## [Data lines]

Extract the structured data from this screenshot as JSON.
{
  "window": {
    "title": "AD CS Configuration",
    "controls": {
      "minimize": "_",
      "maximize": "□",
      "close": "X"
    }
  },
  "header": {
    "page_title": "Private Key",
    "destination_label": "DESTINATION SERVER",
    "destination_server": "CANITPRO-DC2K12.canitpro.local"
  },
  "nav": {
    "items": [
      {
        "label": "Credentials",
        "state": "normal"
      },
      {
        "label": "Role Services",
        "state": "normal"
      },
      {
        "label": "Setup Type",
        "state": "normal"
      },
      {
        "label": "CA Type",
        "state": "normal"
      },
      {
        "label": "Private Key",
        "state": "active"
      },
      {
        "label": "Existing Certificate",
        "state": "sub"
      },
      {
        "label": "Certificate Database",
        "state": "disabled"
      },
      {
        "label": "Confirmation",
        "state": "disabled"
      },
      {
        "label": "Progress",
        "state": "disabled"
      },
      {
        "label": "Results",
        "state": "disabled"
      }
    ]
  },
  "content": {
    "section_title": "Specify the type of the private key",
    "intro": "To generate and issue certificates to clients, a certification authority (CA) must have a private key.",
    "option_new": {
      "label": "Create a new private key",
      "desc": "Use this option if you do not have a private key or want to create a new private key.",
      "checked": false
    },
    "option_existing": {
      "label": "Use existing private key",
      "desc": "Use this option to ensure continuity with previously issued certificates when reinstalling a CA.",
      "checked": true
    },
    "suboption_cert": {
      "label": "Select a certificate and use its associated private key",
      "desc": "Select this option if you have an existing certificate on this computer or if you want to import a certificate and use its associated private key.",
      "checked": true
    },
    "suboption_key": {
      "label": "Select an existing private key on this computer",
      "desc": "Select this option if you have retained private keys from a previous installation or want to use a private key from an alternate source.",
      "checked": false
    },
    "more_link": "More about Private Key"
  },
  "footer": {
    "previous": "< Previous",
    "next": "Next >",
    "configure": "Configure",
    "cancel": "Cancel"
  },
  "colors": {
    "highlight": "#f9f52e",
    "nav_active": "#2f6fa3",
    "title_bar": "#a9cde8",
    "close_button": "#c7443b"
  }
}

==

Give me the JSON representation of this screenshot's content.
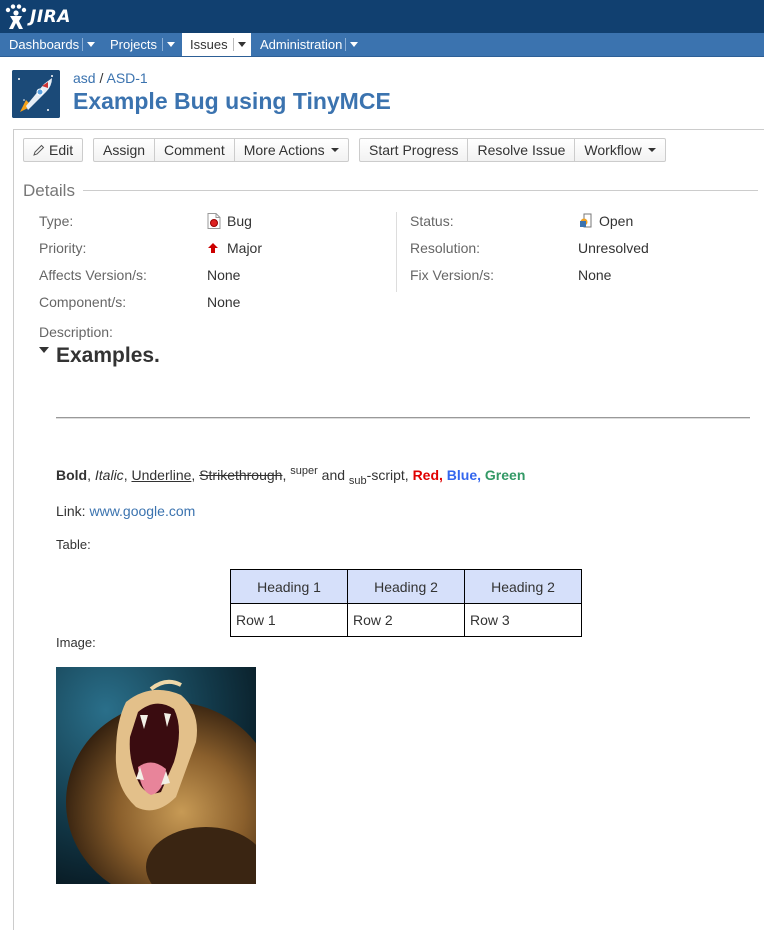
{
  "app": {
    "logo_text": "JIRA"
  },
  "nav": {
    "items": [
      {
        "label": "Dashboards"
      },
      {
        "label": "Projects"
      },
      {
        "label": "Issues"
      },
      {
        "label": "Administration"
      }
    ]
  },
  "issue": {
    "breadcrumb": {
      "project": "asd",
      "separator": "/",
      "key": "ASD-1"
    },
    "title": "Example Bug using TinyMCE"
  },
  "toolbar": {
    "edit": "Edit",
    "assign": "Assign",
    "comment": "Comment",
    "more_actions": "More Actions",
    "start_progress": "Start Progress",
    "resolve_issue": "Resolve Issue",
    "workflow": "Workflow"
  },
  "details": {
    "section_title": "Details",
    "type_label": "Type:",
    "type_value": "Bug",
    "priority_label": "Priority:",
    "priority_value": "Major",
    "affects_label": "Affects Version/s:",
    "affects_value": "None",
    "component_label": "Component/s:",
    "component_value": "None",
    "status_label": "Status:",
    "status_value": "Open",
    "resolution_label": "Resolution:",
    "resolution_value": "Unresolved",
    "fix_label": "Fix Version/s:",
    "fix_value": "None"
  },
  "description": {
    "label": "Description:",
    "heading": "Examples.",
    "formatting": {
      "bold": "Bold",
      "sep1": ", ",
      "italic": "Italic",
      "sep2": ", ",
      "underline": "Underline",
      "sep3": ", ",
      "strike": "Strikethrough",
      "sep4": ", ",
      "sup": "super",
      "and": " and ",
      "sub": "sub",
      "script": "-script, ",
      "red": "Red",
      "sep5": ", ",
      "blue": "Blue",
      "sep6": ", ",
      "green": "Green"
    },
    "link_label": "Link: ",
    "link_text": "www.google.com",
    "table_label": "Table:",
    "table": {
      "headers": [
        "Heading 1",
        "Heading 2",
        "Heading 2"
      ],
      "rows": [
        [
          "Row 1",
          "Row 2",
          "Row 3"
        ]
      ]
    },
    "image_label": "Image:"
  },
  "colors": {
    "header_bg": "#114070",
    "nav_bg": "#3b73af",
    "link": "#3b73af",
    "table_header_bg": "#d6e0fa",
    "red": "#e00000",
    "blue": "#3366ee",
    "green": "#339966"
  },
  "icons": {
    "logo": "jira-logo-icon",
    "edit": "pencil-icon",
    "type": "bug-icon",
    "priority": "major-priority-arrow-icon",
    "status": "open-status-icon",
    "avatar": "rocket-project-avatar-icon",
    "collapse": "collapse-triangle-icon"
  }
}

## [Instruction]
Report how many lines in this data include the string "None", and nothing else.

## [The solution]
3